▶ **WHAT TO DO**
Reproduce each line exactly, including spacing and punctuation.

━━ MATERIALS PROVIDED

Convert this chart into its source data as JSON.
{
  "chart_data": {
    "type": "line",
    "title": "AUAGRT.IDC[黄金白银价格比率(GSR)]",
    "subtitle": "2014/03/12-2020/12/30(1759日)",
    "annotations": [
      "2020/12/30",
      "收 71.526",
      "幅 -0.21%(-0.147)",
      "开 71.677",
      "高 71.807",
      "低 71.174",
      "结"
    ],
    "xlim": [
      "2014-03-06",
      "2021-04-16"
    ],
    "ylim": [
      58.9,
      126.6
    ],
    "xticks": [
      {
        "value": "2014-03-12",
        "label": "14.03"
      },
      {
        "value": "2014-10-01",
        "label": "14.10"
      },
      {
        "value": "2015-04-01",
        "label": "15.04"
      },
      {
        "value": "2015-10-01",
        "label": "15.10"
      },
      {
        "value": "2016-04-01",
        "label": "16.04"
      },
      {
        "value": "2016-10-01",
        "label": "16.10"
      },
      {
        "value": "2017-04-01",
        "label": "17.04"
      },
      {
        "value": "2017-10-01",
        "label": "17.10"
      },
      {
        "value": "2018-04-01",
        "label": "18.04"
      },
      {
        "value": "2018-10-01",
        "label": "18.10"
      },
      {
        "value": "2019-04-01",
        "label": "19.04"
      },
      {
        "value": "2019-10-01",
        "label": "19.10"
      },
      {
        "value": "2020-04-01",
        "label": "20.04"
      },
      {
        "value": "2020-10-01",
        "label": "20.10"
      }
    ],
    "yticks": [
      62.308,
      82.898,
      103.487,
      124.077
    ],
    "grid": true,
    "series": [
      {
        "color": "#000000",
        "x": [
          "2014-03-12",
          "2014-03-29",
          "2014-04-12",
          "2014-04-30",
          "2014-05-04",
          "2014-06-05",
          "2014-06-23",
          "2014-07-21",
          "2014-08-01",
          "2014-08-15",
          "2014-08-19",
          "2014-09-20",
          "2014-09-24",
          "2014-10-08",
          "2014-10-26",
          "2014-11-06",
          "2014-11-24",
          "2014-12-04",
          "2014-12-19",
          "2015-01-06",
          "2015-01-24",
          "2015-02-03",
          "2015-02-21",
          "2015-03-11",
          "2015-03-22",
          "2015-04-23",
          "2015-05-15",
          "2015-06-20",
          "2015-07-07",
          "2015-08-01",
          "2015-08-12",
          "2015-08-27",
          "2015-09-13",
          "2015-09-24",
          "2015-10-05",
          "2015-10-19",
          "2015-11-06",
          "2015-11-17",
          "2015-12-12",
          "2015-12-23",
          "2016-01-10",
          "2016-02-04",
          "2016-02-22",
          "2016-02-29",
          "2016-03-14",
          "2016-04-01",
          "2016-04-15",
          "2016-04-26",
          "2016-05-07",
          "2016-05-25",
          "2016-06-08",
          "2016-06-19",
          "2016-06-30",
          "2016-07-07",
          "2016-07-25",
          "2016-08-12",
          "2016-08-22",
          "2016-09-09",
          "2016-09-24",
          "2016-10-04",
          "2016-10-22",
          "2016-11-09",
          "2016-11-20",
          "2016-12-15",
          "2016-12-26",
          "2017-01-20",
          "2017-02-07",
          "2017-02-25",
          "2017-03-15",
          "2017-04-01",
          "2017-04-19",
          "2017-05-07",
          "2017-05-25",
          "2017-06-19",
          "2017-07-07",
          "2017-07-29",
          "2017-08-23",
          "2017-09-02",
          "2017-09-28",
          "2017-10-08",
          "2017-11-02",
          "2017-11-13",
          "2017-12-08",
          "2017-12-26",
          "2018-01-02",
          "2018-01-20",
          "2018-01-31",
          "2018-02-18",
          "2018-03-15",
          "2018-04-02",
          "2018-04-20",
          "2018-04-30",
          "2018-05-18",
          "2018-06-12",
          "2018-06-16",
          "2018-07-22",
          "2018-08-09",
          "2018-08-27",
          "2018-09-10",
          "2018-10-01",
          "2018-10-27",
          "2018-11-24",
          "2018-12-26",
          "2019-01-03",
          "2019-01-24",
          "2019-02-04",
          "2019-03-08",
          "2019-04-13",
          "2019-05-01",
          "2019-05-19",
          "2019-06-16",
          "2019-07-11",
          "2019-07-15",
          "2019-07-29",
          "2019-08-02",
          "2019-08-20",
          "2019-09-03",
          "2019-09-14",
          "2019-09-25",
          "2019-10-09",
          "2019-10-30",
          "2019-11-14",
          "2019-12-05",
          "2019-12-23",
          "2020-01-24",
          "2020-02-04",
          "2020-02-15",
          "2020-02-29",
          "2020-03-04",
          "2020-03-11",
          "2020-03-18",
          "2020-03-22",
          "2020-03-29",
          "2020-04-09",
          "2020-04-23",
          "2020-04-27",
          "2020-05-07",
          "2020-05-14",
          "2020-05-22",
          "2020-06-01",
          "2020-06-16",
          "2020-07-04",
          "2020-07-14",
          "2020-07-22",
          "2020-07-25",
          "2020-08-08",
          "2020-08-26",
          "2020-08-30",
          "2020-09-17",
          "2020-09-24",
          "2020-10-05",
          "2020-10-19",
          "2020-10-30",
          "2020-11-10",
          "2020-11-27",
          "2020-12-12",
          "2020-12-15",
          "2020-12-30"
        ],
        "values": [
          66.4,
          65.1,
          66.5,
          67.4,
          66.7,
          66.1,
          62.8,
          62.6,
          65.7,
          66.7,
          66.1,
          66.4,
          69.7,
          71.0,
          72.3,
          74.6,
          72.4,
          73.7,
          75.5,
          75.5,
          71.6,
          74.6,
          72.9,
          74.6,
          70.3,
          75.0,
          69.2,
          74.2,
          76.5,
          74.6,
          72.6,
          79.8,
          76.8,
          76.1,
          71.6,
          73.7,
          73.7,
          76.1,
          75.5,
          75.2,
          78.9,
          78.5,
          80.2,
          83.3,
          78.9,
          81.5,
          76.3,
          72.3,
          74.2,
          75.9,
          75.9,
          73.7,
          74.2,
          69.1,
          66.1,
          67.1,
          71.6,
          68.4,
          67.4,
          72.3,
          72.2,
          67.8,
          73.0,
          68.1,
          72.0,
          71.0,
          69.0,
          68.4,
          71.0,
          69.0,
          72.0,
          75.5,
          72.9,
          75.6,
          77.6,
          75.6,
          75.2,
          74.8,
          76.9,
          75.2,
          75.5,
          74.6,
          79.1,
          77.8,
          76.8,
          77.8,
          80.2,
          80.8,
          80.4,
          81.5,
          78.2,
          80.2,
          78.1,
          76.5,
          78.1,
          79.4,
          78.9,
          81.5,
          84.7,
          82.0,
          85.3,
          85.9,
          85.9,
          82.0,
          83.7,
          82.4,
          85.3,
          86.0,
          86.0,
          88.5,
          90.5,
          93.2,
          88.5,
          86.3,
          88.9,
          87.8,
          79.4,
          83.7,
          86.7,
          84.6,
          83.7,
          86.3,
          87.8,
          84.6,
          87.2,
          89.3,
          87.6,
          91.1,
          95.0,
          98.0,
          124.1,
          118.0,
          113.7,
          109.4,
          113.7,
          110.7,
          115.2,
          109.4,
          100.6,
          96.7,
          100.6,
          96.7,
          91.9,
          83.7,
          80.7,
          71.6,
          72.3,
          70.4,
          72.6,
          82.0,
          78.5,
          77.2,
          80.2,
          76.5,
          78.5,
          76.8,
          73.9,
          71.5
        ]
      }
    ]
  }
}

━━━━

▶ **EXPECTED ANSWER**
Convert this chart into its source data as JSON.
{
  "chart_data": {
    "type": "line",
    "title": "AUAGRT.IDC[黄金白银价格比率(GSR)]",
    "subtitle": "2014/03/12-2020/12/30(1759日)",
    "annotations": [
      "2020/12/30",
      "收 71.526",
      "幅 -0.21%(-0.147)",
      "开 71.677",
      "高 71.807",
      "低 71.174",
      "结"
    ],
    "xlim": [
      "2014-03-06",
      "2021-04-16"
    ],
    "ylim": [
      58.9,
      126.6
    ],
    "xticks": [
      {
        "value": "2014-03-12",
        "label": "14.03"
      },
      {
        "value": "2014-10-01",
        "label": "14.10"
      },
      {
        "value": "2015-04-01",
        "label": "15.04"
      },
      {
        "value": "2015-10-01",
        "label": "15.10"
      },
      {
        "value": "2016-04-01",
        "label": "16.04"
      },
      {
        "value": "2016-10-01",
        "label": "16.10"
      },
      {
        "value": "2017-04-01",
        "label": "17.04"
      },
      {
        "value": "2017-10-01",
        "label": "17.10"
      },
      {
        "value": "2018-04-01",
        "label": "18.04"
      },
      {
        "value": "2018-10-01",
        "label": "18.10"
      },
      {
        "value": "2019-04-01",
        "label": "19.04"
      },
      {
        "value": "2019-10-01",
        "label": "19.10"
      },
      {
        "value": "2020-04-01",
        "label": "20.04"
      },
      {
        "value": "2020-10-01",
        "label": "20.10"
      }
    ],
    "yticks": [
      62.308,
      82.898,
      103.487,
      124.077
    ],
    "grid": true,
    "series": [
      {
        "color": "#000000",
        "x": [
          "2014-03-12",
          "2014-03-29",
          "2014-04-12",
          "2014-04-30",
          "2014-05-04",
          "2014-06-05",
          "2014-06-23",
          "2014-07-21",
          "2014-08-01",
          "2014-08-15",
          "2014-08-19",
          "2014-09-20",
          "2014-09-24",
          "2014-10-08",
          "2014-10-26",
          "2014-11-06",
          "2014-11-24",
          "2014-12-04",
          "2014-12-19",
          "2015-01-06",
          "2015-01-24",
          "2015-02-03",
          "2015-02-21",
          "2015-03-11",
          "2015-03-22",
          "2015-04-23",
          "2015-05-15",
          "2015-06-20",
          "2015-07-07",
          "2015-08-01",
          "2015-08-12",
          "2015-08-27",
          "2015-09-13",
          "2015-09-24",
          "2015-10-05",
          "2015-10-19",
          "2015-11-06",
          "2015-11-17",
          "2015-12-12",
          "2015-12-23",
          "2016-01-10",
          "2016-02-04",
          "2016-02-22",
          "2016-02-29",
          "2016-03-14",
          "2016-04-01",
          "2016-04-15",
          "2016-04-26",
          "2016-05-07",
          "2016-05-25",
          "2016-06-08",
          "2016-06-19",
          "2016-06-30",
          "2016-07-07",
          "2016-07-25",
          "2016-08-12",
          "2016-08-22",
          "2016-09-09",
          "2016-09-24",
          "2016-10-04",
          "2016-10-22",
          "2016-11-09",
          "2016-11-20",
          "2016-12-15",
          "2016-12-26",
          "2017-01-20",
          "2017-02-07",
          "2017-02-25",
          "2017-03-15",
          "2017-04-01",
          "2017-04-19",
          "2017-05-07",
          "2017-05-25",
          "2017-06-19",
          "2017-07-07",
          "2017-07-29",
          "2017-08-23",
          "2017-09-02",
          "2017-09-28",
          "2017-10-08",
          "2017-11-02",
          "2017-11-13",
          "2017-12-08",
          "2017-12-26",
          "2018-01-02",
          "2018-01-20",
          "2018-01-31",
          "2018-02-18",
          "2018-03-15",
          "2018-04-02",
          "2018-04-20",
          "2018-04-30",
          "2018-05-18",
          "2018-06-12",
          "2018-06-16",
          "2018-07-22",
          "2018-08-09",
          "2018-08-27",
          "2018-09-10",
          "2018-10-01",
          "2018-10-27",
          "2018-11-24",
          "2018-12-26",
          "2019-01-03",
          "2019-01-24",
          "2019-02-04",
          "2019-03-08",
          "2019-04-13",
          "2019-05-01",
          "2019-05-19",
          "2019-06-16",
          "2019-07-11",
          "2019-07-15",
          "2019-07-29",
          "2019-08-02",
          "2019-08-20",
          "2019-09-03",
          "2019-09-14",
          "2019-09-25",
          "2019-10-09",
          "2019-10-30",
          "2019-11-14",
          "2019-12-05",
          "2019-12-23",
          "2020-01-24",
          "2020-02-04",
          "2020-02-15",
          "2020-02-29",
          "2020-03-04",
          "2020-03-11",
          "2020-03-18",
          "2020-03-22",
          "2020-03-29",
          "2020-04-09",
          "2020-04-23",
          "2020-04-27",
          "2020-05-07",
          "2020-05-14",
          "2020-05-22",
          "2020-06-01",
          "2020-06-16",
          "2020-07-04",
          "2020-07-14",
          "2020-07-22",
          "2020-07-25",
          "2020-08-08",
          "2020-08-26",
          "2020-08-30",
          "2020-09-17",
          "2020-09-24",
          "2020-10-05",
          "2020-10-19",
          "2020-10-30",
          "2020-11-10",
          "2020-11-27",
          "2020-12-12",
          "2020-12-15",
          "2020-12-30"
        ],
        "values": [
          66.4,
          65.1,
          66.5,
          67.4,
          66.7,
          66.1,
          62.8,
          62.6,
          65.7,
          66.7,
          66.1,
          66.4,
          69.7,
          71.0,
          72.3,
          74.6,
          72.4,
          73.7,
          75.5,
          75.5,
          71.6,
          74.6,
          72.9,
          74.6,
          70.3,
          75.0,
          69.2,
          74.2,
          76.5,
          74.6,
          72.6,
          79.8,
          76.8,
          76.1,
          71.6,
          73.7,
          73.7,
          76.1,
          75.5,
          75.2,
          78.9,
          78.5,
          80.2,
          83.3,
          78.9,
          81.5,
          76.3,
          72.3,
          74.2,
          75.9,
          75.9,
          73.7,
          74.2,
          69.1,
          66.1,
          67.1,
          71.6,
          68.4,
          67.4,
          72.3,
          72.2,
          67.8,
          73.0,
          68.1,
          72.0,
          71.0,
          69.0,
          68.4,
          71.0,
          69.0,
          72.0,
          75.5,
          72.9,
          75.6,
          77.6,
          75.6,
          75.2,
          74.8,
          76.9,
          75.2,
          75.5,
          74.6,
          79.1,
          77.8,
          76.8,
          77.8,
          80.2,
          80.8,
          80.4,
          81.5,
          78.2,
          80.2,
          78.1,
          76.5,
          78.1,
          79.4,
          78.9,
          81.5,
          84.7,
          82.0,
          85.3,
          85.9,
          85.9,
          82.0,
          83.7,
          82.4,
          85.3,
          86.0,
          86.0,
          88.5,
          90.5,
          93.2,
          88.5,
          86.3,
          88.9,
          87.8,
          79.4,
          83.7,
          86.7,
          84.6,
          83.7,
          86.3,
          87.8,
          84.6,
          87.2,
          89.3,
          87.6,
          91.1,
          95.0,
          98.0,
          124.1,
          118.0,
          113.7,
          109.4,
          113.7,
          110.7,
          115.2,
          109.4,
          100.6,
          96.7,
          100.6,
          96.7,
          91.9,
          83.7,
          80.7,
          71.6,
          72.3,
          70.4,
          72.6,
          82.0,
          78.5,
          77.2,
          80.2,
          76.5,
          78.5,
          76.8,
          73.9,
          71.5
        ]
      }
    ]
  }
}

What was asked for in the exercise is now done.